- Challenge:
Write out each line of the listing as it stands, without the images.

- Material supplied:
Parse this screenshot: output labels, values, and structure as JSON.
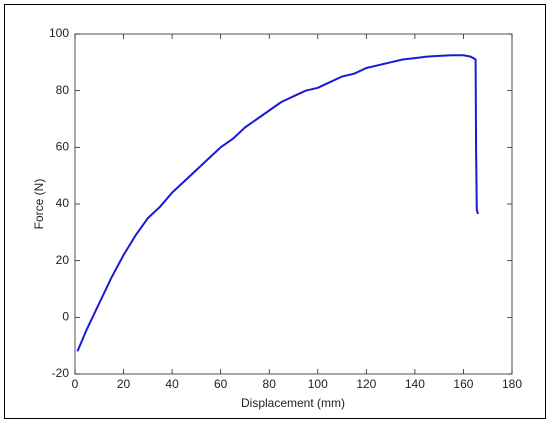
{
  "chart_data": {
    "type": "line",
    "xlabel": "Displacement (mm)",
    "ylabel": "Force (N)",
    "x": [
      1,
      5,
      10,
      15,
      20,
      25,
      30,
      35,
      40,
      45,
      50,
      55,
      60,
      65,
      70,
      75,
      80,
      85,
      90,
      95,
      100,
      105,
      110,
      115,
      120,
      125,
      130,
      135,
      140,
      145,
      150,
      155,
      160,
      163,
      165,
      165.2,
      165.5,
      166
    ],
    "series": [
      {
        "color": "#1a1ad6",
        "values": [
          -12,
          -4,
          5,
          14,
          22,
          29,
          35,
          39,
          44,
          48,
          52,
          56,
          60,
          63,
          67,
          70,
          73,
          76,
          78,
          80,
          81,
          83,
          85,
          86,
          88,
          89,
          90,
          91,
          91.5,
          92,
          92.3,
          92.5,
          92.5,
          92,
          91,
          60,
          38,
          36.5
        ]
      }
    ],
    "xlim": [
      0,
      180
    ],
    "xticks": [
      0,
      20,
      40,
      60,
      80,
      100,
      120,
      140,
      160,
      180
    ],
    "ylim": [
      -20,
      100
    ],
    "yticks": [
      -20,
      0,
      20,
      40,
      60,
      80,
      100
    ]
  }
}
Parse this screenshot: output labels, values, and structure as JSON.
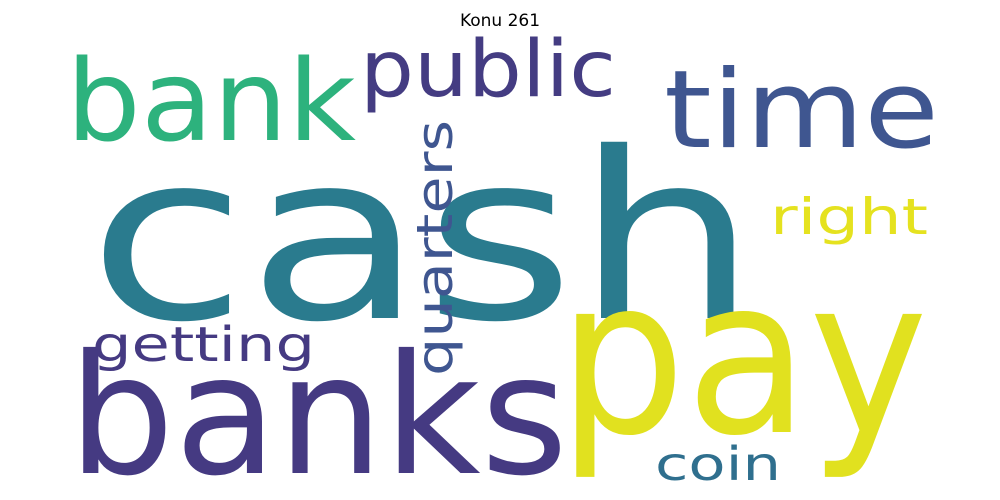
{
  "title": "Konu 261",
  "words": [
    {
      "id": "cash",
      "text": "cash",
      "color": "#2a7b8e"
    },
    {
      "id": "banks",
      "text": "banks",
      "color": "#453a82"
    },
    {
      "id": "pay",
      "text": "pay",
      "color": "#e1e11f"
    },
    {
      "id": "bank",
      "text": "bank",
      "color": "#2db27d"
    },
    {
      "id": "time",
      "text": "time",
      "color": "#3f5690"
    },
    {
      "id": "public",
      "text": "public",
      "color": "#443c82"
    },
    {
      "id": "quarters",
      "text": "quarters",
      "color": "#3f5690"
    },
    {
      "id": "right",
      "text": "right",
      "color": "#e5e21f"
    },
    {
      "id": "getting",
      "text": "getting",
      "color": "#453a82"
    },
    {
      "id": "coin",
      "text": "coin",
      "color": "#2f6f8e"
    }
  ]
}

- Solved exercise:
Parse this screenshot: output labels, values, and structure as JSON.
{
  "chart_data": {
    "type": "line",
    "xlabel": "Displacement (mm)",
    "ylabel": "Force (N)",
    "x": [
      1,
      5,
      10,
      15,
      20,
      25,
      30,
      35,
      40,
      45,
      50,
      55,
      60,
      65,
      70,
      75,
      80,
      85,
      90,
      95,
      100,
      105,
      110,
      115,
      120,
      125,
      130,
      135,
      140,
      145,
      150,
      155,
      160,
      163,
      165,
      165.2,
      165.5,
      166
    ],
    "series": [
      {
        "color": "#1a1ad6",
        "values": [
          -12,
          -4,
          5,
          14,
          22,
          29,
          35,
          39,
          44,
          48,
          52,
          56,
          60,
          63,
          67,
          70,
          73,
          76,
          78,
          80,
          81,
          83,
          85,
          86,
          88,
          89,
          90,
          91,
          91.5,
          92,
          92.3,
          92.5,
          92.5,
          92,
          91,
          60,
          38,
          36.5
        ]
      }
    ],
    "xlim": [
      0,
      180
    ],
    "xticks": [
      0,
      20,
      40,
      60,
      80,
      100,
      120,
      140,
      160,
      180
    ],
    "ylim": [
      -20,
      100
    ],
    "yticks": [
      -20,
      0,
      20,
      40,
      60,
      80,
      100
    ]
  }
}
Parse this screenshot: output labels, values, and structure as JSON.
{
  "title": "Konu 261",
  "words": [
    {
      "id": "cash",
      "text": "cash",
      "color": "#2a7b8e"
    },
    {
      "id": "banks",
      "text": "banks",
      "color": "#453a82"
    },
    {
      "id": "pay",
      "text": "pay",
      "color": "#e1e11f"
    },
    {
      "id": "bank",
      "text": "bank",
      "color": "#2db27d"
    },
    {
      "id": "time",
      "text": "time",
      "color": "#3f5690"
    },
    {
      "id": "public",
      "text": "public",
      "color": "#443c82"
    },
    {
      "id": "quarters",
      "text": "quarters",
      "color": "#3f5690"
    },
    {
      "id": "right",
      "text": "right",
      "color": "#e5e21f"
    },
    {
      "id": "getting",
      "text": "getting",
      "color": "#453a82"
    },
    {
      "id": "coin",
      "text": "coin",
      "color": "#2f6f8e"
    }
  ]
}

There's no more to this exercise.